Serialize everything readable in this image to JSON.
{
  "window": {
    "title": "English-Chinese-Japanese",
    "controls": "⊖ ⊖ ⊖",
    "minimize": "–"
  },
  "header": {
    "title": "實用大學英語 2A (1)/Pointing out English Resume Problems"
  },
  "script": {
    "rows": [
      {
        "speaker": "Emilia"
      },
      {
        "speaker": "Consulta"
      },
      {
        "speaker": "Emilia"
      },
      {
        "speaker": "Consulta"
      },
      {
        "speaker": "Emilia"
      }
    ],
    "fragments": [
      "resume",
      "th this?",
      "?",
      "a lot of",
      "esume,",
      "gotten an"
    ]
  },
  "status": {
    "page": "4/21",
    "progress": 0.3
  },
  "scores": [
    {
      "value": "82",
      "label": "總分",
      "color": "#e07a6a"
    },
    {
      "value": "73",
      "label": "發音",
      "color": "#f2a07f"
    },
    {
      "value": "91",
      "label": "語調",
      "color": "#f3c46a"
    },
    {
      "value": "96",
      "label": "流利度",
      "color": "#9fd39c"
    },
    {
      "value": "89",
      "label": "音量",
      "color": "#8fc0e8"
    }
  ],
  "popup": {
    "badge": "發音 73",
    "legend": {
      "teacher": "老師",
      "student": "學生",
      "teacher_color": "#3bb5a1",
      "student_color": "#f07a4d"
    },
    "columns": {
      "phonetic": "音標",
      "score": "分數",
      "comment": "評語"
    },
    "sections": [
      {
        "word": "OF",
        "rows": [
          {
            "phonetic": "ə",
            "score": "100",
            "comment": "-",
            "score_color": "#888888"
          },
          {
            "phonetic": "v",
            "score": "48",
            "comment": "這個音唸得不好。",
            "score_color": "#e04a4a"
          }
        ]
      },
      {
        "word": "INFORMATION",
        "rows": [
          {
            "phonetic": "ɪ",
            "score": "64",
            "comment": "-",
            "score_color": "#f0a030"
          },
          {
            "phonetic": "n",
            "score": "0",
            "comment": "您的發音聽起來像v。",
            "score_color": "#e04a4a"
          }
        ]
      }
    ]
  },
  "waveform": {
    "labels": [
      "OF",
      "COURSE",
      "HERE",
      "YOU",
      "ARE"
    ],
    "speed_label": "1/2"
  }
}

- [Exercise brief]
Search the data for "comment". Copy every line that has it.

- [Output of the exercise]
      "comment": "評語"
            "comment": "-",
            "comment": "這個音唸得不好。",
            "comment": "-",
            "comment": "您的發音聽起來像v。",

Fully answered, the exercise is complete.